--- begin Records for this task ---
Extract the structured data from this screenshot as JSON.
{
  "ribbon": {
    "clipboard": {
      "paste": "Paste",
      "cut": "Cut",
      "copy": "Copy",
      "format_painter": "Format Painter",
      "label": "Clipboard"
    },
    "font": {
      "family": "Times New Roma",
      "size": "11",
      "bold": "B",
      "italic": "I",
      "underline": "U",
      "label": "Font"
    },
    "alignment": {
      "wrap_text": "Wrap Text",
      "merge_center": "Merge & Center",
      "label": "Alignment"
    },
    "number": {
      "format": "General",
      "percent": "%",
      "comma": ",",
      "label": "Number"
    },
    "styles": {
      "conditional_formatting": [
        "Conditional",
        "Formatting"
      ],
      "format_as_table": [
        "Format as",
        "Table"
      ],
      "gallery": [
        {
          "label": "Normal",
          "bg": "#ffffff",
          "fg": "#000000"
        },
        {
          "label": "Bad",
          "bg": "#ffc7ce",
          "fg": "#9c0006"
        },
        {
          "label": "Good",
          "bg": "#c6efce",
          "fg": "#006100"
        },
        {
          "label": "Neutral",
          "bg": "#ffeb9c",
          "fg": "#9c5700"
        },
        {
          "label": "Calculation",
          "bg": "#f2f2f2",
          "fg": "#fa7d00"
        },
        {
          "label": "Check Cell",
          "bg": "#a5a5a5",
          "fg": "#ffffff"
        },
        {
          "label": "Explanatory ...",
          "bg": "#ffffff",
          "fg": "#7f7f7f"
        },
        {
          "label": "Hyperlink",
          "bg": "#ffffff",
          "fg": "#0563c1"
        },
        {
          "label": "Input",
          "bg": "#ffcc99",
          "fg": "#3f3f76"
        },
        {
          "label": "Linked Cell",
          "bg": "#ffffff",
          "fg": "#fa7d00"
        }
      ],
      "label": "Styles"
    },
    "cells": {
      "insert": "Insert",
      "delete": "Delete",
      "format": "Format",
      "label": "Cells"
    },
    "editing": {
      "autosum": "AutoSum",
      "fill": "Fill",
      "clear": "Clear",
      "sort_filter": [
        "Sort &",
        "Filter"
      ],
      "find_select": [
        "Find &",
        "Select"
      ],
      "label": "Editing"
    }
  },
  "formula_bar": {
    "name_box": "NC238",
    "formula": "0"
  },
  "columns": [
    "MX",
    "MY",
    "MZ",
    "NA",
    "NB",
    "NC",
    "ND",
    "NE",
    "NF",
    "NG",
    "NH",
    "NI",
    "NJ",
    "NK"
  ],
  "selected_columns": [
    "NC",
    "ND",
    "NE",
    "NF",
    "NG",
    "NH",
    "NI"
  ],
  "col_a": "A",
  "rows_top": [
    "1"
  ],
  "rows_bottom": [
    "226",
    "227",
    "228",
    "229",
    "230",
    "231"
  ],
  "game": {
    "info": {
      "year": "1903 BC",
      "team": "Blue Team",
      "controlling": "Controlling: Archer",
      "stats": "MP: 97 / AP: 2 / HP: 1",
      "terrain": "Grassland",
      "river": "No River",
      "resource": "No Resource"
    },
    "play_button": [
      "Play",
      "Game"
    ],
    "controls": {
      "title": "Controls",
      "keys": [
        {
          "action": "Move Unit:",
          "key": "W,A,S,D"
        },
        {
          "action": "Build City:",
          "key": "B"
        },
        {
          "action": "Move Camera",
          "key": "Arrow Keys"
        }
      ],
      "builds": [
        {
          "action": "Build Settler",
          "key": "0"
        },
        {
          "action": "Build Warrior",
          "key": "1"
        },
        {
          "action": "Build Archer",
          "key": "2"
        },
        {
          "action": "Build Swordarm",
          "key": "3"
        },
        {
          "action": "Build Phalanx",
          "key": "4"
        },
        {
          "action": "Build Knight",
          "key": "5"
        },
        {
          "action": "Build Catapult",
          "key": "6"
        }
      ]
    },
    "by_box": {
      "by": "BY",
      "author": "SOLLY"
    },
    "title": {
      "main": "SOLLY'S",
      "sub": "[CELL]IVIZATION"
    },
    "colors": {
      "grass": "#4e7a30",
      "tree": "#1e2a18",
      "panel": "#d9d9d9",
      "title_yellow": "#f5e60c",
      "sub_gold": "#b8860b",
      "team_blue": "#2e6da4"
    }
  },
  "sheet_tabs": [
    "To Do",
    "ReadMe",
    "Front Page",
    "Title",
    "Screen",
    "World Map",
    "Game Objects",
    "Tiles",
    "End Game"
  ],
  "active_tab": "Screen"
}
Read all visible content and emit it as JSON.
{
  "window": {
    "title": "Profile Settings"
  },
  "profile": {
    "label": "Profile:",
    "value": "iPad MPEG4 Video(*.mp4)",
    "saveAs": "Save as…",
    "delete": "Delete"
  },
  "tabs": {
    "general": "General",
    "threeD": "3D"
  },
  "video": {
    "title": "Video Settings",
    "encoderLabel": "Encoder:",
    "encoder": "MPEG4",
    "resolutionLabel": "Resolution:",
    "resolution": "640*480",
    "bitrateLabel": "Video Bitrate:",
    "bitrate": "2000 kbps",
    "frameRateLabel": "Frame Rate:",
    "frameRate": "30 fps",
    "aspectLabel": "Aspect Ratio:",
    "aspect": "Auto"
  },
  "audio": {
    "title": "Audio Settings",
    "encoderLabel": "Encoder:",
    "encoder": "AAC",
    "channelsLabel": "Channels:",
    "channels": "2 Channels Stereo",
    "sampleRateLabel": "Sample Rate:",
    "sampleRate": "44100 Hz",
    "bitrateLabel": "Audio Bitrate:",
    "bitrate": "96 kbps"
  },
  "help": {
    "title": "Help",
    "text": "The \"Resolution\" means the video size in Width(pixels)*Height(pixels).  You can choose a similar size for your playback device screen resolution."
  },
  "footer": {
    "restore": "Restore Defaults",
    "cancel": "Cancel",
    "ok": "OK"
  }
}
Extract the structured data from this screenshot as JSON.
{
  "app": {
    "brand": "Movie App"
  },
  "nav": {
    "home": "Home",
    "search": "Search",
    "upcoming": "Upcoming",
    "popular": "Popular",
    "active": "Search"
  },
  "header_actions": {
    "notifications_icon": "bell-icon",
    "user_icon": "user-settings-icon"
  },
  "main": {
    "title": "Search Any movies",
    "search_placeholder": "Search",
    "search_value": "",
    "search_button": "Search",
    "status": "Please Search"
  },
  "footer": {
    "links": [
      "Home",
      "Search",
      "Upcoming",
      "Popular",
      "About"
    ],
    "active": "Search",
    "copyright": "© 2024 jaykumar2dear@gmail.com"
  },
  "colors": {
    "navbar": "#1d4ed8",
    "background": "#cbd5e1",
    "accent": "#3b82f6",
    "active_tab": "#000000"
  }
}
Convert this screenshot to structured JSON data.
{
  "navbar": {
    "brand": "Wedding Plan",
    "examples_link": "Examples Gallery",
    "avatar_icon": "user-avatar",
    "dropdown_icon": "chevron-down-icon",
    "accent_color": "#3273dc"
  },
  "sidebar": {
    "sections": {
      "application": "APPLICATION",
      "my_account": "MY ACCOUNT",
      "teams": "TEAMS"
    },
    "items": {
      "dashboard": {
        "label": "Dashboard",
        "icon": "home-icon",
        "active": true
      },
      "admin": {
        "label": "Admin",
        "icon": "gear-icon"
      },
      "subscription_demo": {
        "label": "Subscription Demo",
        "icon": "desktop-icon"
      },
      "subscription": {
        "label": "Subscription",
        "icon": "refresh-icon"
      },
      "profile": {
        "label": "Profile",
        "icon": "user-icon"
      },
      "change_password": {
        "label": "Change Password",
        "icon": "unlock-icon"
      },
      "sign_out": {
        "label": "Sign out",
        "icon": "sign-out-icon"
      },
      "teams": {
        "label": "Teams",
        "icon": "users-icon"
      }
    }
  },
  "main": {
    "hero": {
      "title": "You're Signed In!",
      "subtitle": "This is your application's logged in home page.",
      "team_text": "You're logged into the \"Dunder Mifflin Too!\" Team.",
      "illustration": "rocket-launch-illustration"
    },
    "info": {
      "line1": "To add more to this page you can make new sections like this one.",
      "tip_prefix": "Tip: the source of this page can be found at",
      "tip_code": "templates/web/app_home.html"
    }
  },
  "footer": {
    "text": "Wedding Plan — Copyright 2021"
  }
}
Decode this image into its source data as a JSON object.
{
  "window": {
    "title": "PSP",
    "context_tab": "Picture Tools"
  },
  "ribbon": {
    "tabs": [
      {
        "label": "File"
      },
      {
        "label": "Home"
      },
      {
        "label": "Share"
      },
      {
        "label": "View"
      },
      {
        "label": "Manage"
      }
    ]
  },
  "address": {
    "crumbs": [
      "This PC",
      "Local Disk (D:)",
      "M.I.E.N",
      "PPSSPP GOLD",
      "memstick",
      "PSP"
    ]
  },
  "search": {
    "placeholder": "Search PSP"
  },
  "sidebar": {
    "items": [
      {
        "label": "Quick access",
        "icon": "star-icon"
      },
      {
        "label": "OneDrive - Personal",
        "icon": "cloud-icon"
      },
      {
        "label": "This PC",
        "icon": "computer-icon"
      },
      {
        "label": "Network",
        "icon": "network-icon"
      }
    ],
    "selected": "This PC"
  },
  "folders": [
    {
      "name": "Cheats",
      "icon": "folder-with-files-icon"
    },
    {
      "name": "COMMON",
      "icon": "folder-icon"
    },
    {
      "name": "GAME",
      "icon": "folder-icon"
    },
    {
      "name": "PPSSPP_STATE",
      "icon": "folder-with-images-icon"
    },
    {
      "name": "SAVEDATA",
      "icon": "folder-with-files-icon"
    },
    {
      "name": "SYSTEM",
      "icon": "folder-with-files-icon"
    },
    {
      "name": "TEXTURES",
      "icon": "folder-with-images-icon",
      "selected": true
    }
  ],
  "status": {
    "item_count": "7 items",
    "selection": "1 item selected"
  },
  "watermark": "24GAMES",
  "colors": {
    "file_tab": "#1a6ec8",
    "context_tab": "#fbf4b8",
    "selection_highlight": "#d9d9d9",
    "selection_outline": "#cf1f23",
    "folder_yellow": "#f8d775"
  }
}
--- end Records for this task ---
All lines that include "Move" are to be gathered and copied.

          "action": "Move Unit:",
          "action": "Move Camera",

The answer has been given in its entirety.